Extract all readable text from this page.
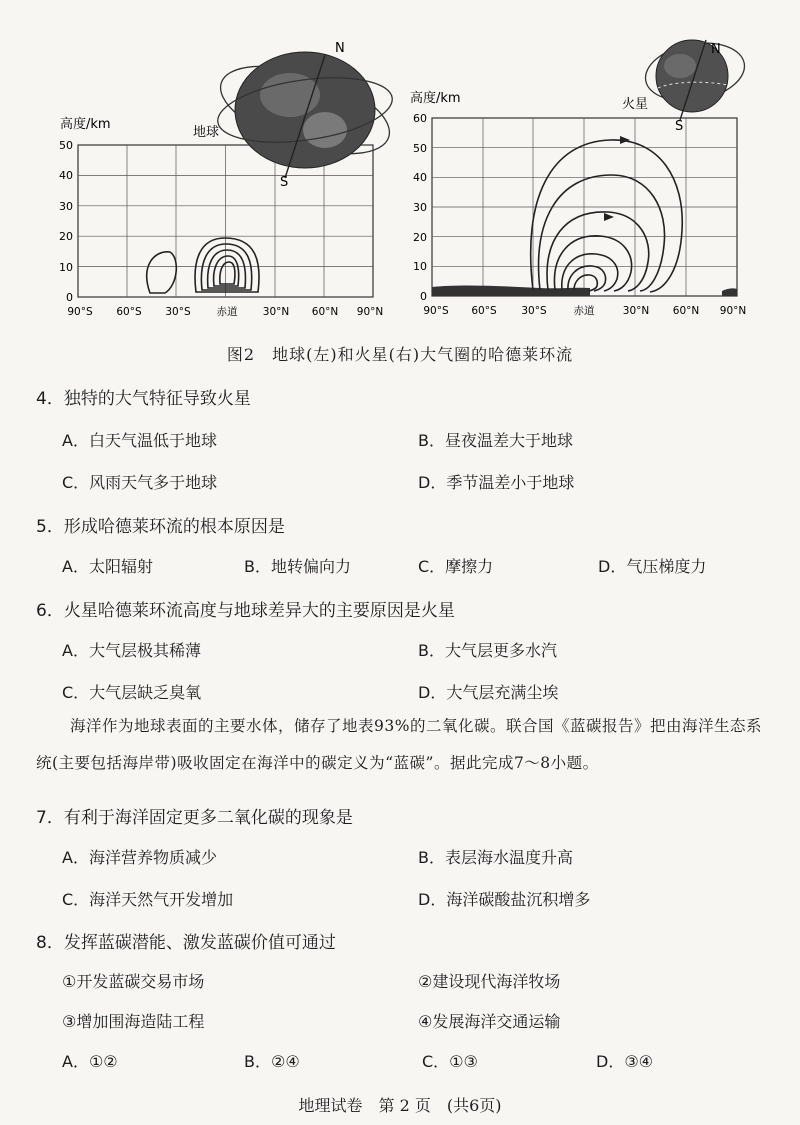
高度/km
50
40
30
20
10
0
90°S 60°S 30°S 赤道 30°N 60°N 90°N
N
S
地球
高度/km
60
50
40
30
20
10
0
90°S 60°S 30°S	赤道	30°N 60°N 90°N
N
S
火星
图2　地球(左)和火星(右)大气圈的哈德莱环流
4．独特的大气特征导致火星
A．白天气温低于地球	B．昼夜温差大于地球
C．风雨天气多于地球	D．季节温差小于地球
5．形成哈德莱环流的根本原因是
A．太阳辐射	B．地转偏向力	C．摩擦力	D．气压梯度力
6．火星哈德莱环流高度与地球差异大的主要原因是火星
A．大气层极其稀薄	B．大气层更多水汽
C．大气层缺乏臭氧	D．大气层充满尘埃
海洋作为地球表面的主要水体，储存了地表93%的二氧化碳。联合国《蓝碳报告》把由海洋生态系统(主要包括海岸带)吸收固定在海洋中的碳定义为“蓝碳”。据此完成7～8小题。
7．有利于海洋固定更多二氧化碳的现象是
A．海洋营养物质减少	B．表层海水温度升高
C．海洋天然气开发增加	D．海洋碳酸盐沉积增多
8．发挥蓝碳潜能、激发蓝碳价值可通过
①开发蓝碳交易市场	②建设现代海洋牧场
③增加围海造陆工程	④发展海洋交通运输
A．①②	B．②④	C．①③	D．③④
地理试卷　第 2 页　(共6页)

________________

◆ **Given task**
An exact transcription of all the entries is required, without the pictures.

◆ **Solution to the problem**
Extract all readable text from this page.
高度/km
50
40
30
20
10
0
90°S 60°S 30°S 赤道 30°N 60°N 90°N
N
S
地球
高度/km
60
50
40
30
20
10
0
90°S 60°S 30°S	赤道	30°N 60°N 90°N
N
S
火星
图2　地球(左)和火星(右)大气圈的哈德莱环流
4．独特的大气特征导致火星
A．白天气温低于地球	B．昼夜温差大于地球
C．风雨天气多于地球	D．季节温差小于地球
5．形成哈德莱环流的根本原因是
A．太阳辐射	B．地转偏向力	C．摩擦力	D．气压梯度力
6．火星哈德莱环流高度与地球差异大的主要原因是火星
A．大气层极其稀薄	B．大气层更多水汽
C．大气层缺乏臭氧	D．大气层充满尘埃
海洋作为地球表面的主要水体，储存了地表93%的二氧化碳。联合国《蓝碳报告》把由海洋生态系统(主要包括海岸带)吸收固定在海洋中的碳定义为“蓝碳”。据此完成7～8小题。
7．有利于海洋固定更多二氧化碳的现象是
A．海洋营养物质减少	B．表层海水温度升高
C．海洋天然气开发增加	D．海洋碳酸盐沉积增多
8．发挥蓝碳潜能、激发蓝碳价值可通过
①开发蓝碳交易市场	②建设现代海洋牧场
③增加围海造陆工程	④发展海洋交通运输
A．①②	B．②④	C．①③	D．③④
地理试卷　第 2 页　(共6页)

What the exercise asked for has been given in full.